TASK DETAILS: Please retype the records below exactly, leaving out any pictures.

[Saved entries]
★ ★ ★ ★ ★ ★ ★

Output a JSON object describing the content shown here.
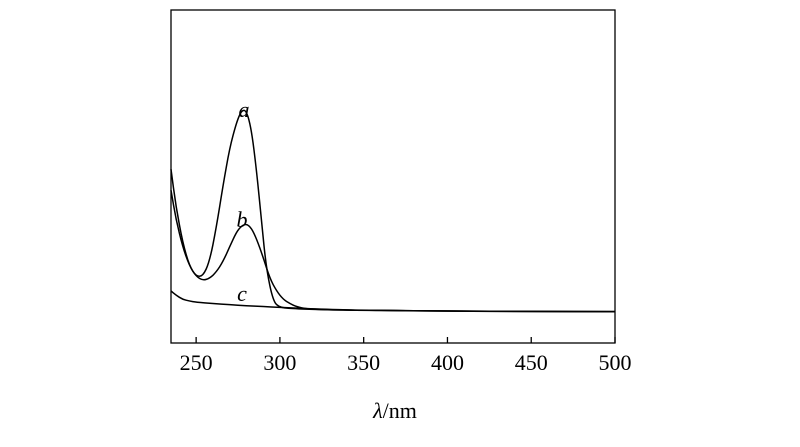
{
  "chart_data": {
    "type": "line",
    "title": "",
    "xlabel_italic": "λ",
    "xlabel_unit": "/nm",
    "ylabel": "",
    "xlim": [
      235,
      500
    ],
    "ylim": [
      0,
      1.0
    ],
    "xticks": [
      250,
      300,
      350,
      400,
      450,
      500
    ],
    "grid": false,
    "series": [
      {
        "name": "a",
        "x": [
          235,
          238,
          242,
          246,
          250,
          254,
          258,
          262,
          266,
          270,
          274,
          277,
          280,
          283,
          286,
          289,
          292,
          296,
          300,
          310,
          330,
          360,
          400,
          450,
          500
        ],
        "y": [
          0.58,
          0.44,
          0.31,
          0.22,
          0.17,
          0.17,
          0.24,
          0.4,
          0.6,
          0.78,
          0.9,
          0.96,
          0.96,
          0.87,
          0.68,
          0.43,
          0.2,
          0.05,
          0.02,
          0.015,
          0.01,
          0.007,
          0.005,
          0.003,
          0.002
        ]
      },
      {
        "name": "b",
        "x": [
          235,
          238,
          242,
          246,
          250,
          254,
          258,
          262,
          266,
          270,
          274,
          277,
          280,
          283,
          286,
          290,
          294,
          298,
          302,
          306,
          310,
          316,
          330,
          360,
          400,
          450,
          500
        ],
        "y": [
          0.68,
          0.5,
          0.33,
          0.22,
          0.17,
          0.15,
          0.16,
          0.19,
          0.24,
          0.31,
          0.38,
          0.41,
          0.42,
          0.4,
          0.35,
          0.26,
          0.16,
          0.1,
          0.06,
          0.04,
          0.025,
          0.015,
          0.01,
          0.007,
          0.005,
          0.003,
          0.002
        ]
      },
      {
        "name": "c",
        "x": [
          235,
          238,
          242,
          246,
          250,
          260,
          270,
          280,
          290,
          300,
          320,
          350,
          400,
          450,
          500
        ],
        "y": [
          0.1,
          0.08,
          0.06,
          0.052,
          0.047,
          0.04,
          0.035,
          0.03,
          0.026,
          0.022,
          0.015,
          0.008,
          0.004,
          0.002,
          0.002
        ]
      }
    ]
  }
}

★ ★ ★ ★ ★ ★ ★

WRITTEN SOLUTION:
Output a JSON object describing the content shown here.
{
  "chart_data": {
    "type": "line",
    "title": "",
    "xlabel_italic": "λ",
    "xlabel_unit": "/nm",
    "ylabel": "",
    "xlim": [
      235,
      500
    ],
    "ylim": [
      0,
      1.0
    ],
    "xticks": [
      250,
      300,
      350,
      400,
      450,
      500
    ],
    "grid": false,
    "series": [
      {
        "name": "a",
        "x": [
          235,
          238,
          242,
          246,
          250,
          254,
          258,
          262,
          266,
          270,
          274,
          277,
          280,
          283,
          286,
          289,
          292,
          296,
          300,
          310,
          330,
          360,
          400,
          450,
          500
        ],
        "y": [
          0.58,
          0.44,
          0.31,
          0.22,
          0.17,
          0.17,
          0.24,
          0.4,
          0.6,
          0.78,
          0.9,
          0.96,
          0.96,
          0.87,
          0.68,
          0.43,
          0.2,
          0.05,
          0.02,
          0.015,
          0.01,
          0.007,
          0.005,
          0.003,
          0.002
        ]
      },
      {
        "name": "b",
        "x": [
          235,
          238,
          242,
          246,
          250,
          254,
          258,
          262,
          266,
          270,
          274,
          277,
          280,
          283,
          286,
          290,
          294,
          298,
          302,
          306,
          310,
          316,
          330,
          360,
          400,
          450,
          500
        ],
        "y": [
          0.68,
          0.5,
          0.33,
          0.22,
          0.17,
          0.15,
          0.16,
          0.19,
          0.24,
          0.31,
          0.38,
          0.41,
          0.42,
          0.4,
          0.35,
          0.26,
          0.16,
          0.1,
          0.06,
          0.04,
          0.025,
          0.015,
          0.01,
          0.007,
          0.005,
          0.003,
          0.002
        ]
      },
      {
        "name": "c",
        "x": [
          235,
          238,
          242,
          246,
          250,
          260,
          270,
          280,
          290,
          300,
          320,
          350,
          400,
          450,
          500
        ],
        "y": [
          0.1,
          0.08,
          0.06,
          0.052,
          0.047,
          0.04,
          0.035,
          0.03,
          0.026,
          0.022,
          0.015,
          0.008,
          0.004,
          0.002,
          0.002
        ]
      }
    ]
  }
}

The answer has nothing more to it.